* EXTRAIT CHOISI *
╭──

L’hypothèse de la nature
Peut-on parler de deux choses en même temps ? Oui, non ? Parler de deux choses à la fois, c’est les comparer ; comparer, c’est commencer à comprendre. On peut comparer deux rates, deux cœurs, deux reins pour comprendre ce qu’ils ont en commun et, partant, ce qu’est une rate, un foie ou un rein. Encore faut-il que les deux choses à comparer aient un minimum de rapport. Godard le pressentait, lors de ses conférences au Canada, en parlant de ses films et de ceux qu’il tirait de l’histoire du cinéma. Il aurait souhaité projeter deux extraits pour les comparer. C’était bien évidemment impossible. Trop de manipulations, trop de temps, trop de complications. Seule la télévision permet de montrer deux images en même temps et de se faire véritablement une idée. Godard a magnifiquement concrétisé son idée, quelques années plus tard, avec ses Histoire(s) du Cinéma. Deux images en même temps, ça permet de voir ce qu’elles sont, l’une par rapport à l’autre. Comparer pour comprendre. S’agissant de séries, le fait qu’elles soient diffusées en même temps, les mêmes mois des mêmes années, quoique sur des chaînes différentes, suffit-il à les rapprocher? Certainement oui, pour nous, spectateur. C’est le même moment de nos vies. Les images atterrissent au même endroit et c’est de cet endroit qu’on peut les comprendre, au sens étymologique du terme. Les télécommandes ont été inventées pour ça.
Alors prenons avec nous The Following et Hit & Miss. Une série américaine et une britannique. Deux mondes, une même langue, avec des accents différents.

╰──

* DONNÉES FOURNIES *
╭──

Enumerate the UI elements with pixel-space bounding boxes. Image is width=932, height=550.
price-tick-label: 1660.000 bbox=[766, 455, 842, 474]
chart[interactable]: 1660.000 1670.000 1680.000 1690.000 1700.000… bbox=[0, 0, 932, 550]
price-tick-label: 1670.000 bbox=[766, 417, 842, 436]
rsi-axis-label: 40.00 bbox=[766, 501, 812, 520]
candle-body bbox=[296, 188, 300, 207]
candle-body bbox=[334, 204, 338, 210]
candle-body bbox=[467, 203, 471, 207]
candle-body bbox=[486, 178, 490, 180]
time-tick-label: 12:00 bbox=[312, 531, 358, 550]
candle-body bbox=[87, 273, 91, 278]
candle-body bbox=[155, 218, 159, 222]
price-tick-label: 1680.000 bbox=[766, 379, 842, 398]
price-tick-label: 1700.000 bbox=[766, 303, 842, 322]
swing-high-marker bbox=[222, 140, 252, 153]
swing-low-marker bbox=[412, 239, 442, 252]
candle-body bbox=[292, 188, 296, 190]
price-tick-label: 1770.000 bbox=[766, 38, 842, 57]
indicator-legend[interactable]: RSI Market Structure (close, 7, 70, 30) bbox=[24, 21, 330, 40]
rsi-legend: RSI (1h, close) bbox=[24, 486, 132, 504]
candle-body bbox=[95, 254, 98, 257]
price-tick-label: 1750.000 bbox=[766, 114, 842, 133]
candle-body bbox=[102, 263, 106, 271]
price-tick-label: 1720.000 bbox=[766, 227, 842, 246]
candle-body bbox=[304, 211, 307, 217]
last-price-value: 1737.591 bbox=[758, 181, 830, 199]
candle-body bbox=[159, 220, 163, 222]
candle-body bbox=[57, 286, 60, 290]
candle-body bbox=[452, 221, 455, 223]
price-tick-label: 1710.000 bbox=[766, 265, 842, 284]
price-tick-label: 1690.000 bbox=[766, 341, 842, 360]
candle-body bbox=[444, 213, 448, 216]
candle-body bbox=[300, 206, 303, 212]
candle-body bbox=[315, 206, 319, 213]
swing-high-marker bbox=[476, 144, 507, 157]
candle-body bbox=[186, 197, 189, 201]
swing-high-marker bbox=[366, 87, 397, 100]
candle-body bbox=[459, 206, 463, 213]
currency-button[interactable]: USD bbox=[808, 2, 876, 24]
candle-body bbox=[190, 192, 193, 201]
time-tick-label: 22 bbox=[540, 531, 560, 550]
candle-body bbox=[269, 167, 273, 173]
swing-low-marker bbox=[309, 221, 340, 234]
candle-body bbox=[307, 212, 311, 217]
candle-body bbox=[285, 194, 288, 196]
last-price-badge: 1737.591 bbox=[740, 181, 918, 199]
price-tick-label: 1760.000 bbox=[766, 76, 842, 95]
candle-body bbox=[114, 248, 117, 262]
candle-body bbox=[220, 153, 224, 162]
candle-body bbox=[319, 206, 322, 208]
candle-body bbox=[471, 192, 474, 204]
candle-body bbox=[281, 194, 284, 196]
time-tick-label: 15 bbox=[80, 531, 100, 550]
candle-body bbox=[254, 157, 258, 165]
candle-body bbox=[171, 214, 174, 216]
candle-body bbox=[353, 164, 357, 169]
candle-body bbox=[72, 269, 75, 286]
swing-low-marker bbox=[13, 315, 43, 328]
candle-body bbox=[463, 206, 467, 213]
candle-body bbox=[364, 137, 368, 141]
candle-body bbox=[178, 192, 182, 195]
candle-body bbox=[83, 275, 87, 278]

╰──

* CONSIGNE *
D'après l'extrait choisi, par quelle œuvre Godard a-t-il concrétisé son idée de montrer deux images en même temps ?

* RÉPONSE À L'EXERCICE *
Par ses Histoire(s) du Cinéma.